§ **THE TASK**: The data must be written out once more, precisely as given.

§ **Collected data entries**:

>> begin

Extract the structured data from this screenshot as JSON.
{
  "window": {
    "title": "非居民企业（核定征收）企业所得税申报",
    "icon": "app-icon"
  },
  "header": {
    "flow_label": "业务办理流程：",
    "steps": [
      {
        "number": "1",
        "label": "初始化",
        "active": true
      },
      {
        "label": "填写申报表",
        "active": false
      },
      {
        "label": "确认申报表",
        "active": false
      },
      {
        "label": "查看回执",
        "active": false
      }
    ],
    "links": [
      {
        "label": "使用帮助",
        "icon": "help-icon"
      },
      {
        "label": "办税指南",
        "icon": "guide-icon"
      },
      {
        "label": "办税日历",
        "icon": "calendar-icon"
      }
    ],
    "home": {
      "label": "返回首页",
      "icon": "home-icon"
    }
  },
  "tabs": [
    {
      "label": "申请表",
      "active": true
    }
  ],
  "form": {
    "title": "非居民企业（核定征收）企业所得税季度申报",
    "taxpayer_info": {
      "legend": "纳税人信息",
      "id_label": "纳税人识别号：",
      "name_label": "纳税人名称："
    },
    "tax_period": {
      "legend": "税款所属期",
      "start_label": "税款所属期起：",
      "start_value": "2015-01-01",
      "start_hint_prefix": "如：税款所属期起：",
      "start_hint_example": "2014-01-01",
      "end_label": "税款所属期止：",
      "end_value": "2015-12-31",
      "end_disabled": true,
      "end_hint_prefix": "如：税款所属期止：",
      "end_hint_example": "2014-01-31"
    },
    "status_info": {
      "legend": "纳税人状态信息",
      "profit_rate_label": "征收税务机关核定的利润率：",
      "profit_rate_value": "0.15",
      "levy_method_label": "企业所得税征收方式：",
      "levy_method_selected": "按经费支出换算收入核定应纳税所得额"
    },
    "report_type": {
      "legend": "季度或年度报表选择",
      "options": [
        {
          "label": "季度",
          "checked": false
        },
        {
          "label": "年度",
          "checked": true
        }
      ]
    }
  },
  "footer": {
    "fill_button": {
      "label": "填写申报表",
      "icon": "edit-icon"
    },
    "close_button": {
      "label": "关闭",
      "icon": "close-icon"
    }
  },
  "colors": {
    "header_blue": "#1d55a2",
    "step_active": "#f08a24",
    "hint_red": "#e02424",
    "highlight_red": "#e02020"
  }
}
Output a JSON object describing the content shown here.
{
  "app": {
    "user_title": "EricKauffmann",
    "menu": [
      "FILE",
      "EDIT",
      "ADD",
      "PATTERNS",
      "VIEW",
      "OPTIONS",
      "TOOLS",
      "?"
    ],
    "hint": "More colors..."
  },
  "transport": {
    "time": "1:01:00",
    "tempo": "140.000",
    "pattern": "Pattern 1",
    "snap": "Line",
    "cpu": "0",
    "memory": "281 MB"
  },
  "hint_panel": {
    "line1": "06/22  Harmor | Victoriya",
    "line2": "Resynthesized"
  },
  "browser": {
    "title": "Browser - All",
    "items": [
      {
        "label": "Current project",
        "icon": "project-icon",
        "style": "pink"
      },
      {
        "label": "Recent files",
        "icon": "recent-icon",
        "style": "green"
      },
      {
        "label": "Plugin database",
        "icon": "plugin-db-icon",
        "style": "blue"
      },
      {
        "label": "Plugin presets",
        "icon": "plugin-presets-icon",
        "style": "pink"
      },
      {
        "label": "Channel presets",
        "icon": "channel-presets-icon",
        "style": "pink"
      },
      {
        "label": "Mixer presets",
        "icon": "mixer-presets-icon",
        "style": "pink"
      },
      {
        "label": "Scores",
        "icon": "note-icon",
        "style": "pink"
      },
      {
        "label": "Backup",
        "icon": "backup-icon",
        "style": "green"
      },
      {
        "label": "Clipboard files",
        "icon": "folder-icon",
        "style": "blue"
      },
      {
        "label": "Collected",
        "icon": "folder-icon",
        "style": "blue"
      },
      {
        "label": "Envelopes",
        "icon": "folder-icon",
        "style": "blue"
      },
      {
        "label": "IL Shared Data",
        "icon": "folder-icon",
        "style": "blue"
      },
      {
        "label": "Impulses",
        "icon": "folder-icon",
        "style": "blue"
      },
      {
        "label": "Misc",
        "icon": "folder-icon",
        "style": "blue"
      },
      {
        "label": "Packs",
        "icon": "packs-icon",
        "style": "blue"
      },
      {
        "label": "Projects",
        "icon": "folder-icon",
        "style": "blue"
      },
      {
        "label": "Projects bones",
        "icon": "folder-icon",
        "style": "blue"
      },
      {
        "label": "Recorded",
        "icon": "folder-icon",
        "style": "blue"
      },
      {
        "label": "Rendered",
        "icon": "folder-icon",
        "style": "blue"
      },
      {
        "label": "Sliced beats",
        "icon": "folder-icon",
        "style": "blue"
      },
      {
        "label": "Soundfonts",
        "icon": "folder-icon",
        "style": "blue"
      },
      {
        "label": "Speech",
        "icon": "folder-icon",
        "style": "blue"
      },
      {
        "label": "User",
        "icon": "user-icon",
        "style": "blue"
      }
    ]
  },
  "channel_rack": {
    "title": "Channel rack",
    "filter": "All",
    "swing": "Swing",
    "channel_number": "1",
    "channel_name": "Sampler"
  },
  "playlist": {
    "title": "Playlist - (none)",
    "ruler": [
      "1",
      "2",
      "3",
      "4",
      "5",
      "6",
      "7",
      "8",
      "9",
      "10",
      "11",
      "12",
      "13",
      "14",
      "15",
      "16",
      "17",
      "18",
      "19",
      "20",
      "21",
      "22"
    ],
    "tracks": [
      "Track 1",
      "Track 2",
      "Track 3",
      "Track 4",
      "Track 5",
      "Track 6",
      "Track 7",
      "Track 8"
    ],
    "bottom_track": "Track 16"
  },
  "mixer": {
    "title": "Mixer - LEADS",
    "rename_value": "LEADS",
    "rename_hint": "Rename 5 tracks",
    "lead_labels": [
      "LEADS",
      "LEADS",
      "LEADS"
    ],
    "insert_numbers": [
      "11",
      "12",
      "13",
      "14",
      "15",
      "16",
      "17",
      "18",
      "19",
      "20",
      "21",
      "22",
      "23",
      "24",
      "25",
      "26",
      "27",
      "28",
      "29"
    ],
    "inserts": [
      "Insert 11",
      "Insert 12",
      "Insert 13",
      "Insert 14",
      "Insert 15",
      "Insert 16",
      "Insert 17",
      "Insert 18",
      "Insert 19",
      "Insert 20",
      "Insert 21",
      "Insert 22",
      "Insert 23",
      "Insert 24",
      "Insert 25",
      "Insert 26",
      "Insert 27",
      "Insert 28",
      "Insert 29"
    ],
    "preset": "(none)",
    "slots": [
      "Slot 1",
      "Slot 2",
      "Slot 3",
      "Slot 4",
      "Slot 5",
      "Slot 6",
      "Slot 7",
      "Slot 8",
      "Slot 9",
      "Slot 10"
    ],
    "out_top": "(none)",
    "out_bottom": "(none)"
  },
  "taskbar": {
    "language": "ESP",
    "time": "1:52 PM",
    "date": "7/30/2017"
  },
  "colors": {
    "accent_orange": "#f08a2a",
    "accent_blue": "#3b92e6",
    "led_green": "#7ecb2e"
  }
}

>> end

§ **EXERCISE RESULT**:
Extract the structured data from this screenshot as JSON.
{
  "window": {
    "title": "非居民企业（核定征收）企业所得税申报",
    "icon": "app-icon"
  },
  "header": {
    "flow_label": "业务办理流程：",
    "steps": [
      {
        "number": "1",
        "label": "初始化",
        "active": true
      },
      {
        "label": "填写申报表",
        "active": false
      },
      {
        "label": "确认申报表",
        "active": false
      },
      {
        "label": "查看回执",
        "active": false
      }
    ],
    "links": [
      {
        "label": "使用帮助",
        "icon": "help-icon"
      },
      {
        "label": "办税指南",
        "icon": "guide-icon"
      },
      {
        "label": "办税日历",
        "icon": "calendar-icon"
      }
    ],
    "home": {
      "label": "返回首页",
      "icon": "home-icon"
    }
  },
  "tabs": [
    {
      "label": "申请表",
      "active": true
    }
  ],
  "form": {
    "title": "非居民企业（核定征收）企业所得税季度申报",
    "taxpayer_info": {
      "legend": "纳税人信息",
      "id_label": "纳税人识别号：",
      "name_label": "纳税人名称："
    },
    "tax_period": {
      "legend": "税款所属期",
      "start_label": "税款所属期起：",
      "start_value": "2015-01-01",
      "start_hint_prefix": "如：税款所属期起：",
      "start_hint_example": "2014-01-01",
      "end_label": "税款所属期止：",
      "end_value": "2015-12-31",
      "end_disabled": true,
      "end_hint_prefix": "如：税款所属期止：",
      "end_hint_example": "2014-01-31"
    },
    "status_info": {
      "legend": "纳税人状态信息",
      "profit_rate_label": "征收税务机关核定的利润率：",
      "profit_rate_value": "0.15",
      "levy_method_label": "企业所得税征收方式：",
      "levy_method_selected": "按经费支出换算收入核定应纳税所得额"
    },
    "report_type": {
      "legend": "季度或年度报表选择",
      "options": [
        {
          "label": "季度",
          "checked": false
        },
        {
          "label": "年度",
          "checked": true
        }
      ]
    }
  },
  "footer": {
    "fill_button": {
      "label": "填写申报表",
      "icon": "edit-icon"
    },
    "close_button": {
      "label": "关闭",
      "icon": "close-icon"
    }
  },
  "colors": {
    "header_blue": "#1d55a2",
    "step_active": "#f08a24",
    "hint_red": "#e02424",
    "highlight_red": "#e02020"
  }
}
Output a JSON object describing the content shown here.
{
  "app": {
    "user_title": "EricKauffmann",
    "menu": [
      "FILE",
      "EDIT",
      "ADD",
      "PATTERNS",
      "VIEW",
      "OPTIONS",
      "TOOLS",
      "?"
    ],
    "hint": "More colors..."
  },
  "transport": {
    "time": "1:01:00",
    "tempo": "140.000",
    "pattern": "Pattern 1",
    "snap": "Line",
    "cpu": "0",
    "memory": "281 MB"
  },
  "hint_panel": {
    "line1": "06/22  Harmor | Victoriya",
    "line2": "Resynthesized"
  },
  "browser": {
    "title": "Browser - All",
    "items": [
      {
        "label": "Current project",
        "icon": "project-icon",
        "style": "pink"
      },
      {
        "label": "Recent files",
        "icon": "recent-icon",
        "style": "green"
      },
      {
        "label": "Plugin database",
        "icon": "plugin-db-icon",
        "style": "blue"
      },
      {
        "label": "Plugin presets",
        "icon": "plugin-presets-icon",
        "style": "pink"
      },
      {
        "label": "Channel presets",
        "icon": "channel-presets-icon",
        "style": "pink"
      },
      {
        "label": "Mixer presets",
        "icon": "mixer-presets-icon",
        "style": "pink"
      },
      {
        "label": "Scores",
        "icon": "note-icon",
        "style": "pink"
      },
      {
        "label": "Backup",
        "icon": "backup-icon",
        "style": "green"
      },
      {
        "label": "Clipboard files",
        "icon": "folder-icon",
        "style": "blue"
      },
      {
        "label": "Collected",
        "icon": "folder-icon",
        "style": "blue"
      },
      {
        "label": "Envelopes",
        "icon": "folder-icon",
        "style": "blue"
      },
      {
        "label": "IL Shared Data",
        "icon": "folder-icon",
        "style": "blue"
      },
      {
        "label": "Impulses",
        "icon": "folder-icon",
        "style": "blue"
      },
      {
        "label": "Misc",
        "icon": "folder-icon",
        "style": "blue"
      },
      {
        "label": "Packs",
        "icon": "packs-icon",
        "style": "blue"
      },
      {
        "label": "Projects",
        "icon": "folder-icon",
        "style": "blue"
      },
      {
        "label": "Projects bones",
        "icon": "folder-icon",
        "style": "blue"
      },
      {
        "label": "Recorded",
        "icon": "folder-icon",
        "style": "blue"
      },
      {
        "label": "Rendered",
        "icon": "folder-icon",
        "style": "blue"
      },
      {
        "label": "Sliced beats",
        "icon": "folder-icon",
        "style": "blue"
      },
      {
        "label": "Soundfonts",
        "icon": "folder-icon",
        "style": "blue"
      },
      {
        "label": "Speech",
        "icon": "folder-icon",
        "style": "blue"
      },
      {
        "label": "User",
        "icon": "user-icon",
        "style": "blue"
      }
    ]
  },
  "channel_rack": {
    "title": "Channel rack",
    "filter": "All",
    "swing": "Swing",
    "channel_number": "1",
    "channel_name": "Sampler"
  },
  "playlist": {
    "title": "Playlist - (none)",
    "ruler": [
      "1",
      "2",
      "3",
      "4",
      "5",
      "6",
      "7",
      "8",
      "9",
      "10",
      "11",
      "12",
      "13",
      "14",
      "15",
      "16",
      "17",
      "18",
      "19",
      "20",
      "21",
      "22"
    ],
    "tracks": [
      "Track 1",
      "Track 2",
      "Track 3",
      "Track 4",
      "Track 5",
      "Track 6",
      "Track 7",
      "Track 8"
    ],
    "bottom_track": "Track 16"
  },
  "mixer": {
    "title": "Mixer - LEADS",
    "rename_value": "LEADS",
    "rename_hint": "Rename 5 tracks",
    "lead_labels": [
      "LEADS",
      "LEADS",
      "LEADS"
    ],
    "insert_numbers": [
      "11",
      "12",
      "13",
      "14",
      "15",
      "16",
      "17",
      "18",
      "19",
      "20",
      "21",
      "22",
      "23",
      "24",
      "25",
      "26",
      "27",
      "28",
      "29"
    ],
    "inserts": [
      "Insert 11",
      "Insert 12",
      "Insert 13",
      "Insert 14",
      "Insert 15",
      "Insert 16",
      "Insert 17",
      "Insert 18",
      "Insert 19",
      "Insert 20",
      "Insert 21",
      "Insert 22",
      "Insert 23",
      "Insert 24",
      "Insert 25",
      "Insert 26",
      "Insert 27",
      "Insert 28",
      "Insert 29"
    ],
    "preset": "(none)",
    "slots": [
      "Slot 1",
      "Slot 2",
      "Slot 3",
      "Slot 4",
      "Slot 5",
      "Slot 6",
      "Slot 7",
      "Slot 8",
      "Slot 9",
      "Slot 10"
    ],
    "out_top": "(none)",
    "out_bottom": "(none)"
  },
  "taskbar": {
    "language": "ESP",
    "time": "1:52 PM",
    "date": "7/30/2017"
  },
  "colors": {
    "accent_orange": "#f08a2a",
    "accent_blue": "#3b92e6",
    "led_green": "#7ecb2e"
  }
}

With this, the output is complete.